### Problem to solve
Look for "Percentage" in each line of the entries, and return the matching lines.

### Data records
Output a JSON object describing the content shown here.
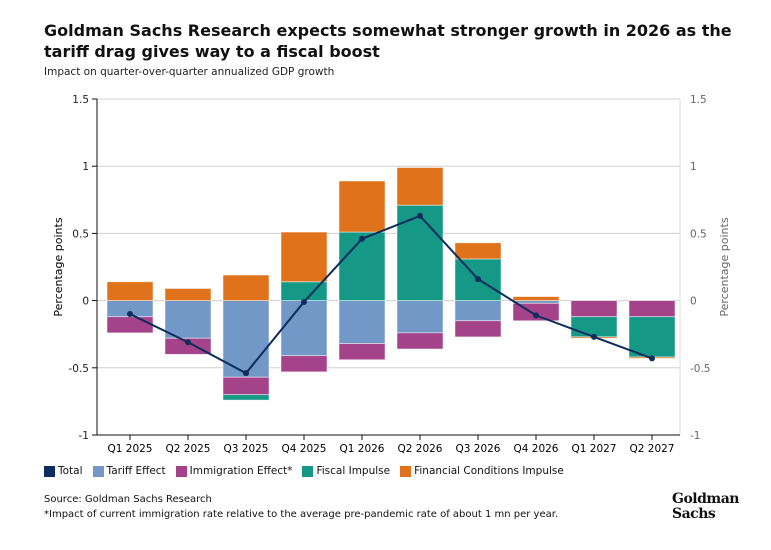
{
  "chart_data": {
    "type": "bar",
    "stacked": true,
    "title": "Goldman Sachs Research expects somewhat stronger growth in 2026 as the tariff drag gives way to a fiscal boost",
    "subtitle": "Impact on quarter-over-quarter annualized GDP growth",
    "ylabel": "Percentage points",
    "ylabel_right": "Percentage points",
    "ylim": [
      -1,
      1.5
    ],
    "yticks": [
      1.5,
      1,
      0.5,
      0,
      -0.5,
      -1
    ],
    "ytick_labels": [
      "1.5",
      "1",
      "0.5",
      "0",
      "-0.5",
      "-1"
    ],
    "grid": true,
    "legend_placement": "bottom",
    "categories": [
      "Q1 2025",
      "Q2 2025",
      "Q3 2025",
      "Q4 2025",
      "Q1 2026",
      "Q2 2026",
      "Q3 2026",
      "Q4 2026",
      "Q1 2027",
      "Q2 2027"
    ],
    "series": [
      {
        "name": "Total",
        "type": "line",
        "color": "#0d2d5e",
        "values": [
          -0.1,
          -0.31,
          -0.54,
          -0.01,
          0.46,
          0.63,
          0.16,
          -0.11,
          -0.27,
          -0.43
        ]
      },
      {
        "name": "Tariff Effect",
        "color": "#7198c6",
        "values": [
          -0.12,
          -0.28,
          -0.57,
          -0.41,
          -0.32,
          -0.24,
          -0.15,
          -0.02,
          0,
          0
        ]
      },
      {
        "name": "Immigration Effect*",
        "color": "#a4428a",
        "values": [
          -0.12,
          -0.12,
          -0.13,
          -0.12,
          -0.12,
          -0.12,
          -0.12,
          -0.13,
          -0.12,
          -0.12
        ]
      },
      {
        "name": "Fiscal Impulse",
        "color": "#159886",
        "values": [
          0,
          0,
          -0.04,
          0.14,
          0.51,
          0.71,
          0.31,
          0,
          -0.15,
          -0.3
        ]
      },
      {
        "name": "Financial Conditions Impulse",
        "color": "#e0721b",
        "values": [
          0.14,
          0.09,
          0.19,
          0.37,
          0.38,
          0.28,
          0.12,
          0.03,
          -0.01,
          -0.01
        ]
      }
    ]
  },
  "footer": {
    "source": "Source: Goldman Sachs Research",
    "note": "*Impact of current immigration rate relative to the average pre-pandemic rate of about 1 mn per year.",
    "logo": "Goldman Sachs"
  }
}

### Exercise result
    "ylabel": "Percentage points",
    "ylabel_right": "Percentage points",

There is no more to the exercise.